== SET TASK ==
Wherever a line in the data below holds "this", copy that line.

== LISTED ENTRIES ==
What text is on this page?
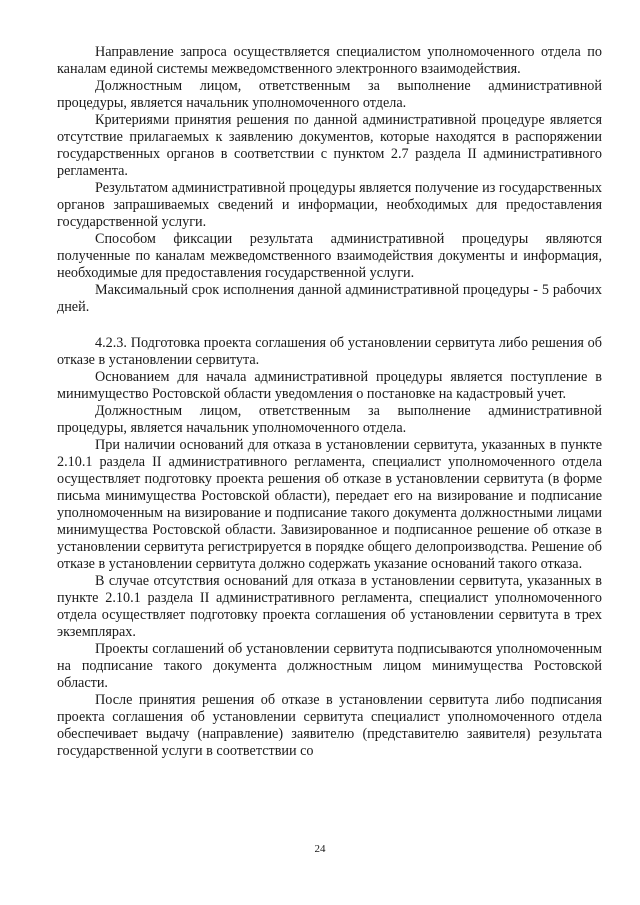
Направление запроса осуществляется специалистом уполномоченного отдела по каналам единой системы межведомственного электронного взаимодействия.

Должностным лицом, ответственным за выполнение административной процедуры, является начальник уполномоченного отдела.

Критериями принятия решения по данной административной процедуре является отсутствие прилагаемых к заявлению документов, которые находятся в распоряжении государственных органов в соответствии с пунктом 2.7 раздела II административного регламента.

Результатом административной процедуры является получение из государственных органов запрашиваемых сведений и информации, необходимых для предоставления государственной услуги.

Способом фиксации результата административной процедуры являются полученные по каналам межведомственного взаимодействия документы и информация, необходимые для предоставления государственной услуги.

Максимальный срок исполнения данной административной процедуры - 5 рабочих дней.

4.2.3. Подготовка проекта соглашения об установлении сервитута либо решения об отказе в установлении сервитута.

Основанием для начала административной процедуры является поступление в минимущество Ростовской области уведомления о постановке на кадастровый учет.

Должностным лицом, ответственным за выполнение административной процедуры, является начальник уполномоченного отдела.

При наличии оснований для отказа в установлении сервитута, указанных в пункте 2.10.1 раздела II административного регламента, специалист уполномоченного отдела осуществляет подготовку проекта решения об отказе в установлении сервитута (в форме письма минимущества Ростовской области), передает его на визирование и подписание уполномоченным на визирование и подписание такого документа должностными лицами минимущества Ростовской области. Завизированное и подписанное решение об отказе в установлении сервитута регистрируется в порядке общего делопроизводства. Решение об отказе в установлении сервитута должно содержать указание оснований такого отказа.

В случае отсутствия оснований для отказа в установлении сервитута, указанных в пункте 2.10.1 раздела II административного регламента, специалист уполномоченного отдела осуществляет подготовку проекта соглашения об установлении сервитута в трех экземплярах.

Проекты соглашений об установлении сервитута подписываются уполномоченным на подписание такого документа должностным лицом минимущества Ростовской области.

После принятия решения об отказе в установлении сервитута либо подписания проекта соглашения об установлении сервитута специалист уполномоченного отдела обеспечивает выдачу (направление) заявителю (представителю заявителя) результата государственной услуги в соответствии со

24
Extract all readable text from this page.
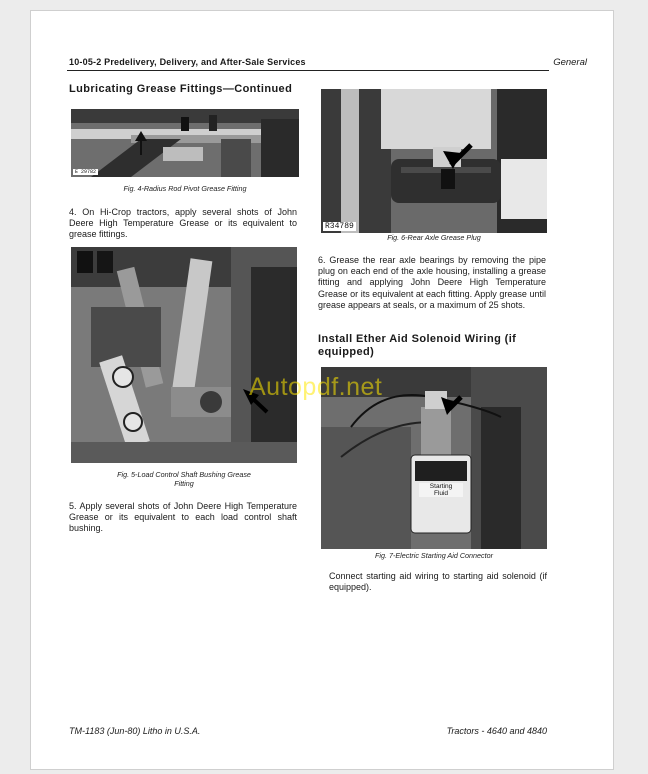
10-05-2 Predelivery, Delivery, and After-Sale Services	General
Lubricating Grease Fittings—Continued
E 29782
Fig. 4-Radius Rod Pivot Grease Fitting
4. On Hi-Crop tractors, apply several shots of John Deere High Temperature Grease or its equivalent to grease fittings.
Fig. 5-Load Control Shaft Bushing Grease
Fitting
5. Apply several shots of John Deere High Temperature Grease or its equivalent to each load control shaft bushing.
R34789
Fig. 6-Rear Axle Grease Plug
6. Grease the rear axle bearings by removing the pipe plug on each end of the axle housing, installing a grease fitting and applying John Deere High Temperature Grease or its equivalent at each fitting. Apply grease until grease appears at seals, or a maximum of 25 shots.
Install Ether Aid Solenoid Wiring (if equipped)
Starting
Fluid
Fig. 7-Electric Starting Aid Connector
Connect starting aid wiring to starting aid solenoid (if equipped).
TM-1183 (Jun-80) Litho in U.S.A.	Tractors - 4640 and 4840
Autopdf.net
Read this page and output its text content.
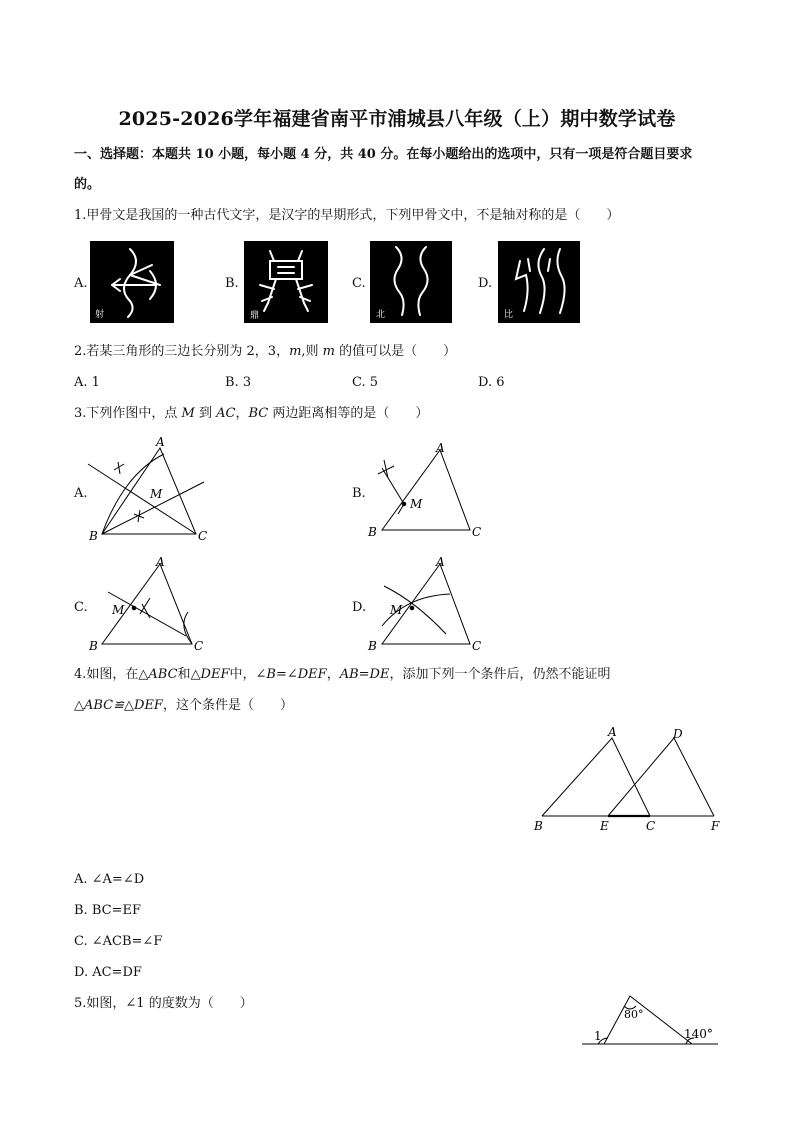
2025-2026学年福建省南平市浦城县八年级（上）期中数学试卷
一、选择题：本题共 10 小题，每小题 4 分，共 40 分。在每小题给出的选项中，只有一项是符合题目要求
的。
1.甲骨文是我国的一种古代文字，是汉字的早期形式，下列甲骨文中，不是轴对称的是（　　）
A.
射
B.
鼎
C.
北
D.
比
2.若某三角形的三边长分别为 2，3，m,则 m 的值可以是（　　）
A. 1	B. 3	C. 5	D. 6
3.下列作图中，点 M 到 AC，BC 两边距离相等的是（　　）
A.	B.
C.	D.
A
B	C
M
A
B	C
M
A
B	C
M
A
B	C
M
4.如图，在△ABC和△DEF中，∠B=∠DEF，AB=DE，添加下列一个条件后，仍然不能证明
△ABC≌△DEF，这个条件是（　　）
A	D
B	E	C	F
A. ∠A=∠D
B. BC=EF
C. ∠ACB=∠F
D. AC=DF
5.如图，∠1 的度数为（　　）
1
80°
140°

== THE ANSWER ==
What text is on this page?
Extract all readable text from this page.
Read this page and output its text content.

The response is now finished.